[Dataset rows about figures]
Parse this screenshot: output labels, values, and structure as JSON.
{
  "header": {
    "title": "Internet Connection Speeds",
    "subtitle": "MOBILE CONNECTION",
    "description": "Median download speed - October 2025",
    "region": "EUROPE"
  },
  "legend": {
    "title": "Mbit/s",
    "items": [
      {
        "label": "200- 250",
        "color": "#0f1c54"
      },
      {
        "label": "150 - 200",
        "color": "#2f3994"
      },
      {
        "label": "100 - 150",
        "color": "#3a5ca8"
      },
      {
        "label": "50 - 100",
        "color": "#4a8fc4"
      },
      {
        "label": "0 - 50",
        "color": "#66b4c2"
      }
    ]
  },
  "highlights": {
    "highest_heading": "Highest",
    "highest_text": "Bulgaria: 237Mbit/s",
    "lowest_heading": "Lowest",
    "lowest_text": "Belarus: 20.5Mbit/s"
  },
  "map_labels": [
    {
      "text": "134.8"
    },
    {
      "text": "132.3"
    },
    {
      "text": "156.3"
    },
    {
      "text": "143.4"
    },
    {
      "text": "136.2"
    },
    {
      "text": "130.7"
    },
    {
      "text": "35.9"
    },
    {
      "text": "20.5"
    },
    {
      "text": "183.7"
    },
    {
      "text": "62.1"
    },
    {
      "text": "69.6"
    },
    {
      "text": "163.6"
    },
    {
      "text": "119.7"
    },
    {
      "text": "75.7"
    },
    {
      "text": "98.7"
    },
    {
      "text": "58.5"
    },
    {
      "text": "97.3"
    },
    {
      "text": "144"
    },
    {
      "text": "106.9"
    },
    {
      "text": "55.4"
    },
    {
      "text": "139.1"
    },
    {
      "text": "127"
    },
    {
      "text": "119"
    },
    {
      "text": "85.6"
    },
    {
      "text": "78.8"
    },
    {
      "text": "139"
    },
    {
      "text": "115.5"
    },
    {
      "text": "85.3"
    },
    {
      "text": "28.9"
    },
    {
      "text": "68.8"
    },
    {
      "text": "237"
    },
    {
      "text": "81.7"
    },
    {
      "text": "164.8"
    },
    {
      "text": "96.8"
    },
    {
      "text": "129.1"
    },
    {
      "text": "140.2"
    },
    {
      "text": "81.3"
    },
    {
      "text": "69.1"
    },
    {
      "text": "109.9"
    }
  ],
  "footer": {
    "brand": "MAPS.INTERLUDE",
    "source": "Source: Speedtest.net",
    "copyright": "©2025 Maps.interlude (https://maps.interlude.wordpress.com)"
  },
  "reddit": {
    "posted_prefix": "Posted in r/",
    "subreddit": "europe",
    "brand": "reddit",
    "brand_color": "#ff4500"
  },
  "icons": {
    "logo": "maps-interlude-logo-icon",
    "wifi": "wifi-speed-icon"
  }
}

PROBLEM - Every record above needs to be repeated word for word.

FINISHED EXERCISE -
Parse this screenshot: output labels, values, and structure as JSON.
{
  "header": {
    "title": "Internet Connection Speeds",
    "subtitle": "MOBILE CONNECTION",
    "description": "Median download speed - October 2025",
    "region": "EUROPE"
  },
  "legend": {
    "title": "Mbit/s",
    "items": [
      {
        "label": "200- 250",
        "color": "#0f1c54"
      },
      {
        "label": "150 - 200",
        "color": "#2f3994"
      },
      {
        "label": "100 - 150",
        "color": "#3a5ca8"
      },
      {
        "label": "50 - 100",
        "color": "#4a8fc4"
      },
      {
        "label": "0 - 50",
        "color": "#66b4c2"
      }
    ]
  },
  "highlights": {
    "highest_heading": "Highest",
    "highest_text": "Bulgaria: 237Mbit/s",
    "lowest_heading": "Lowest",
    "lowest_text": "Belarus: 20.5Mbit/s"
  },
  "map_labels": [
    {
      "text": "134.8"
    },
    {
      "text": "132.3"
    },
    {
      "text": "156.3"
    },
    {
      "text": "143.4"
    },
    {
      "text": "136.2"
    },
    {
      "text": "130.7"
    },
    {
      "text": "35.9"
    },
    {
      "text": "20.5"
    },
    {
      "text": "183.7"
    },
    {
      "text": "62.1"
    },
    {
      "text": "69.6"
    },
    {
      "text": "163.6"
    },
    {
      "text": "119.7"
    },
    {
      "text": "75.7"
    },
    {
      "text": "98.7"
    },
    {
      "text": "58.5"
    },
    {
      "text": "97.3"
    },
    {
      "text": "144"
    },
    {
      "text": "106.9"
    },
    {
      "text": "55.4"
    },
    {
      "text": "139.1"
    },
    {
      "text": "127"
    },
    {
      "text": "119"
    },
    {
      "text": "85.6"
    },
    {
      "text": "78.8"
    },
    {
      "text": "139"
    },
    {
      "text": "115.5"
    },
    {
      "text": "85.3"
    },
    {
      "text": "28.9"
    },
    {
      "text": "68.8"
    },
    {
      "text": "237"
    },
    {
      "text": "81.7"
    },
    {
      "text": "164.8"
    },
    {
      "text": "96.8"
    },
    {
      "text": "129.1"
    },
    {
      "text": "140.2"
    },
    {
      "text": "81.3"
    },
    {
      "text": "69.1"
    },
    {
      "text": "109.9"
    }
  ],
  "footer": {
    "brand": "MAPS.INTERLUDE",
    "source": "Source: Speedtest.net",
    "copyright": "©2025 Maps.interlude (https://maps.interlude.wordpress.com)"
  },
  "reddit": {
    "posted_prefix": "Posted in r/",
    "subreddit": "europe",
    "brand": "reddit",
    "brand_color": "#ff4500"
  },
  "icons": {
    "logo": "maps-interlude-logo-icon",
    "wifi": "wifi-speed-icon"
  }
}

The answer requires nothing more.